◆ Materials provided ◆
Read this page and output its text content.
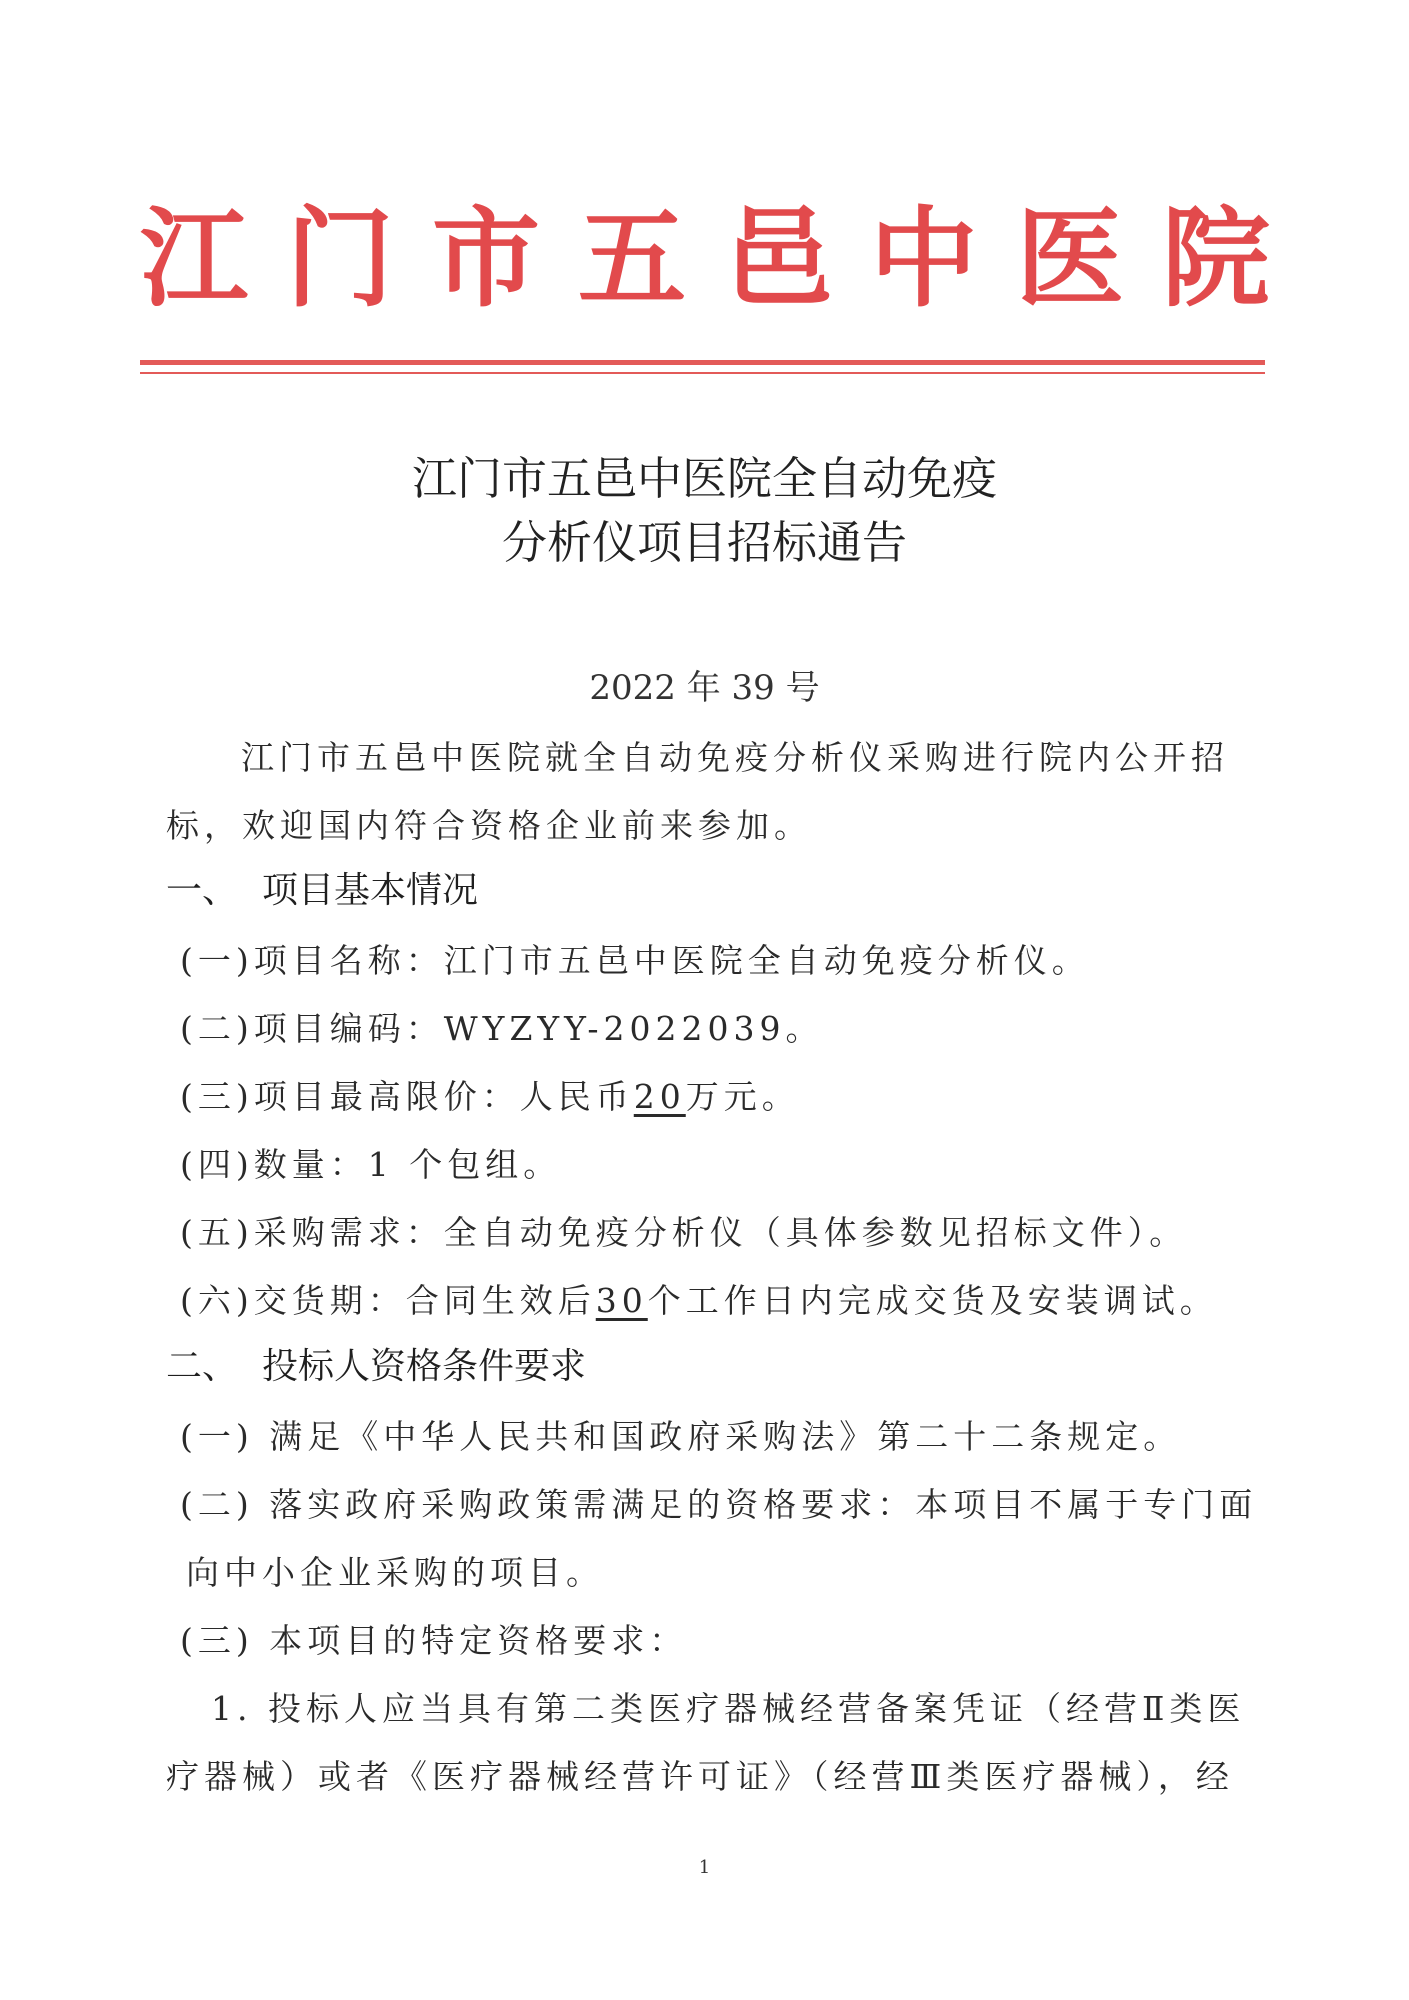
江 门 市 五 邑 中 医 院
江门市五邑中医院全自动免疫
分析仪项目招标通告
2022 年 39 号
江门市五邑中医院就全自动免疫分析仪采购进行院内公开招
标，欢迎国内符合资格企业前来参加。
一、 项目基本情况
(一)项目名称：江门市五邑中医院全自动免疫分析仪。
(二)项目编码：WYZYY-2022039。
(三)项目最高限价：人民币20万元。
(四)数量：1 个包组。
(五)采购需求：全自动免疫分析仪（具体参数见招标文件）。
(六)交货期：合同生效后30个工作日内完成交货及安装调试。
二、 投标人资格条件要求
(一) 满足《中华人民共和国政府采购法》第二十二条规定。
(二) 落实政府采购政策需满足的资格要求：本项目不属于专门面
向中小企业采购的项目。
(三) 本项目的特定资格要求：
1. 投标人应当具有第二类医疗器械经营备案凭证（经营Ⅱ类医
疗器械）或者《医疗器械经营许可证》（经营Ⅲ类医疗器械），经
1
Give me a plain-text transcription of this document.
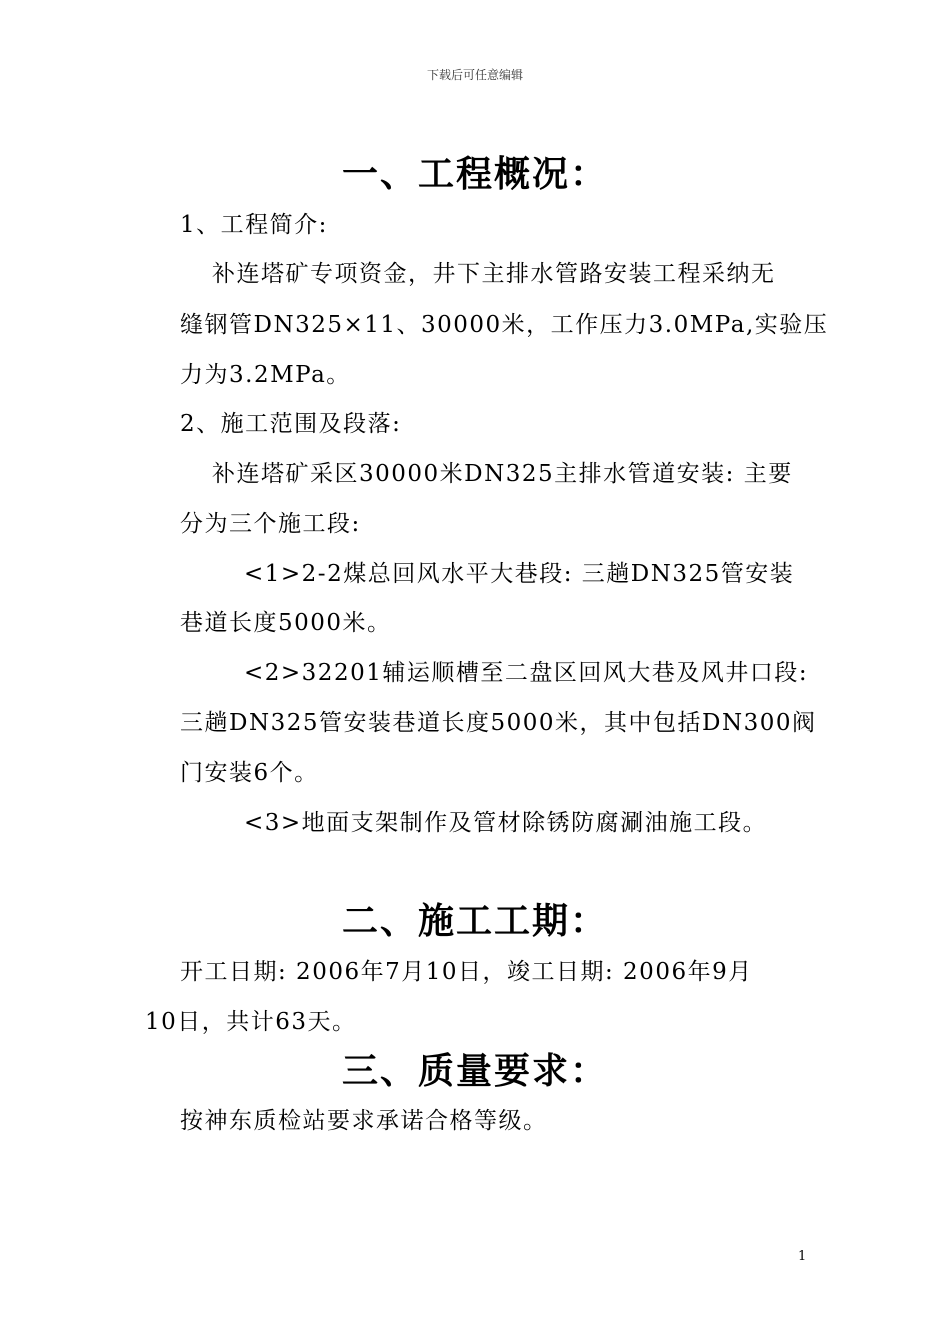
下载后可任意编辑
一、工程概况：
1、工程简介:
补连塔矿专项资金，井下主排水管路安装工程采纳无
缝钢管DN325×11、30000米，工作压力3.0MPa,实验压
力为3.2MPa。
2、施工范围及段落:
补连塔矿采区30000米DN325主排水管道安装: 主要
分为三个施工段:
<1>2-2煤总回风水平大巷段: 三趟DN325管安装
巷道长度5000米。
<2>32201辅运顺槽至二盘区回风大巷及风井口段:
三趟DN325管安装巷道长度5000米，其中包括DN300阀
门安装6个。
<3>地面支架制作及管材除锈防腐涮油施工段。
二、施工工期：
开工日期: 2006年7月10日，竣工日期: 2006年9月
10日，共计63天。
三、质量要求：
按神东质检站要求承诺合格等级。
1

◆ Stated goal ◆
Keep the pictures out of the copy and return the rest of the data above exactly.

◆ Solution for this exercise ◆
Read this page and output its text content.
江 门 市 五 邑 中 医 院
江门市五邑中医院全自动免疫
分析仪项目招标通告
2022 年 39 号
江门市五邑中医院就全自动免疫分析仪采购进行院内公开招
标，欢迎国内符合资格企业前来参加。
一、 项目基本情况
(一)项目名称：江门市五邑中医院全自动免疫分析仪。
(二)项目编码：WYZYY-2022039。
(三)项目最高限价：人民币20万元。
(四)数量：1 个包组。
(五)采购需求：全自动免疫分析仪（具体参数见招标文件）。
(六)交货期：合同生效后30个工作日内完成交货及安装调试。
二、 投标人资格条件要求
(一) 满足《中华人民共和国政府采购法》第二十二条规定。
(二) 落实政府采购政策需满足的资格要求：本项目不属于专门面
向中小企业采购的项目。
(三) 本项目的特定资格要求：
1. 投标人应当具有第二类医疗器械经营备案凭证（经营Ⅱ类医
疗器械）或者《医疗器械经营许可证》（经营Ⅲ类医疗器械），经
1
Give me a plain-text transcription of this document.
下载后可任意编辑
一、工程概况：
1、工程简介:
补连塔矿专项资金，井下主排水管路安装工程采纳无
缝钢管DN325×11、30000米，工作压力3.0MPa,实验压
力为3.2MPa。
2、施工范围及段落:
补连塔矿采区30000米DN325主排水管道安装: 主要
分为三个施工段:
<1>2-2煤总回风水平大巷段: 三趟DN325管安装
巷道长度5000米。
<2>32201辅运顺槽至二盘区回风大巷及风井口段:
三趟DN325管安装巷道长度5000米，其中包括DN300阀
门安装6个。
<3>地面支架制作及管材除锈防腐涮油施工段。
二、施工工期：
开工日期: 2006年7月10日，竣工日期: 2006年9月
10日，共计63天。
三、质量要求：
按神东质检站要求承诺合格等级。
1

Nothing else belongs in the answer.